Work to be completed: Every entry here needs to be repeated exactly.

— BEGIN —

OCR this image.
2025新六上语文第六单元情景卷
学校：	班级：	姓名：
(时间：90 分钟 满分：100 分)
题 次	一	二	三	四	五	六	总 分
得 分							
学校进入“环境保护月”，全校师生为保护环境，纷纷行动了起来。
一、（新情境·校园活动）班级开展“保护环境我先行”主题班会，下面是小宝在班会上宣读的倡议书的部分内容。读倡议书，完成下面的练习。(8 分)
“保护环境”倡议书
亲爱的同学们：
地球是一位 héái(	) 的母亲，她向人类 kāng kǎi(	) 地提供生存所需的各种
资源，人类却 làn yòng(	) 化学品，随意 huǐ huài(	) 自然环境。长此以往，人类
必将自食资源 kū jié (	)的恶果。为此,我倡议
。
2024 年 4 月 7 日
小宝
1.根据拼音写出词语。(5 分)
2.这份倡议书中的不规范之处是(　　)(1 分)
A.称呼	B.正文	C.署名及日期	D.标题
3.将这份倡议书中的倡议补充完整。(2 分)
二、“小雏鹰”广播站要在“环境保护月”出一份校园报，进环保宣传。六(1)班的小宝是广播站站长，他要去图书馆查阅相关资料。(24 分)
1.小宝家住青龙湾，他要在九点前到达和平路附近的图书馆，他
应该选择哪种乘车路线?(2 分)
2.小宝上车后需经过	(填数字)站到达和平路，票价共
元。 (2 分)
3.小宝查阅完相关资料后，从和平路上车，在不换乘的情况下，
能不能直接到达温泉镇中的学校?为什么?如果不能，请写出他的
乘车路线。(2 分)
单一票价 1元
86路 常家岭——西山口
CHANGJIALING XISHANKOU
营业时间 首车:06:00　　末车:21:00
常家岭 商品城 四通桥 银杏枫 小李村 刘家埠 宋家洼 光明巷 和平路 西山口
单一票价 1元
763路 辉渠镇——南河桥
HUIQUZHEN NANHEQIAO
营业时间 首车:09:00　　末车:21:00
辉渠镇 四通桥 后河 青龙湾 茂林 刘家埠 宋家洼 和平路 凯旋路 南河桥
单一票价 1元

— END —

Output of the task:
OCR this image.
2025新六上语文第六单元情景卷
学校：	班级：	姓名：
(时间：90 分钟 满分：100 分)
题 次	一	二	三	四	五	六	总 分
得 分							
学校进入“环境保护月”，全校师生为保护环境，纷纷行动了起来。
一、（新情境·校园活动）班级开展“保护环境我先行”主题班会，下面是小宝在班会上宣读的倡议书的部分内容。读倡议书，完成下面的练习。(8 分)
“保护环境”倡议书
亲爱的同学们：
地球是一位 héái(	) 的母亲，她向人类 kāng kǎi(	) 地提供生存所需的各种
资源，人类却 làn yòng(	) 化学品，随意 huǐ huài(	) 自然环境。长此以往，人类
必将自食资源 kū jié (	)的恶果。为此,我倡议
。
2024 年 4 月 7 日
小宝
1.根据拼音写出词语。(5 分)
2.这份倡议书中的不规范之处是(　　)(1 分)
A.称呼	B.正文	C.署名及日期	D.标题
3.将这份倡议书中的倡议补充完整。(2 分)
二、“小雏鹰”广播站要在“环境保护月”出一份校园报，进环保宣传。六(1)班的小宝是广播站站长，他要去图书馆查阅相关资料。(24 分)
1.小宝家住青龙湾，他要在九点前到达和平路附近的图书馆，他
应该选择哪种乘车路线?(2 分)
2.小宝上车后需经过	(填数字)站到达和平路，票价共
元。 (2 分)
3.小宝查阅完相关资料后，从和平路上车，在不换乘的情况下，
能不能直接到达温泉镇中的学校?为什么?如果不能，请写出他的
乘车路线。(2 分)
单一票价 1元
86路 常家岭——西山口
CHANGJIALING XISHANKOU
营业时间 首车:06:00　　末车:21:00
常家岭 商品城 四通桥 银杏枫 小李村 刘家埠 宋家洼 光明巷 和平路 西山口
单一票价 1元
763路 辉渠镇——南河桥
HUIQUZHEN NANHEQIAO
营业时间 首车:09:00　　末车:21:00
辉渠镇 四通桥 后河 青龙湾 茂林 刘家埠 宋家洼 和平路 凯旋路 南河桥
单一票价 1元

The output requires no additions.